**DESCRIPTION OF THE TASK:**
Show all lines of the listing that hold the word "koszty".

**DATA ROWS:**
::::::::

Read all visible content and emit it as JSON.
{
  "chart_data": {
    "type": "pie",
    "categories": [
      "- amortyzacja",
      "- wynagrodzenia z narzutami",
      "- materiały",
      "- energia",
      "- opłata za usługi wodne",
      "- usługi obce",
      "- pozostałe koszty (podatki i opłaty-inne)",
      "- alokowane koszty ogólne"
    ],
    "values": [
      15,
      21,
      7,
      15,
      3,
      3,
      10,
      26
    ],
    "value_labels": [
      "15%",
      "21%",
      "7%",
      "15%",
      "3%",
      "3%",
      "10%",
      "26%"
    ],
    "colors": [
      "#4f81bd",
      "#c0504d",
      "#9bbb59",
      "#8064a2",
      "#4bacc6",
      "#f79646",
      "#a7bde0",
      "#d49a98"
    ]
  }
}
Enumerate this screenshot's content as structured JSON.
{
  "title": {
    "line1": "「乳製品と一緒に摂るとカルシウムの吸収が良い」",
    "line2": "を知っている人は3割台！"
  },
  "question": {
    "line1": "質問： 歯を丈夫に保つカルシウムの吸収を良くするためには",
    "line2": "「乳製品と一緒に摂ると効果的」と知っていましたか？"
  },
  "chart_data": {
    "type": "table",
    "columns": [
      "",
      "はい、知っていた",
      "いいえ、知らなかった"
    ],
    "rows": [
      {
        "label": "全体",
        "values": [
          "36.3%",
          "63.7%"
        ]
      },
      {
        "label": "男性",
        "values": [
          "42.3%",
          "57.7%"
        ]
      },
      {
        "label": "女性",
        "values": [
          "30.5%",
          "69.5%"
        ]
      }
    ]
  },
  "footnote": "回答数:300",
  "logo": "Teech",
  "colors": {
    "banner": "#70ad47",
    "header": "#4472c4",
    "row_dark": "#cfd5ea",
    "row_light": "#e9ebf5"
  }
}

::::::::

**RESULT OF THE EXERCISE:**
      "- pozostałe koszty (podatki i opłaty-inne)",
      "- alokowane koszty ogólne"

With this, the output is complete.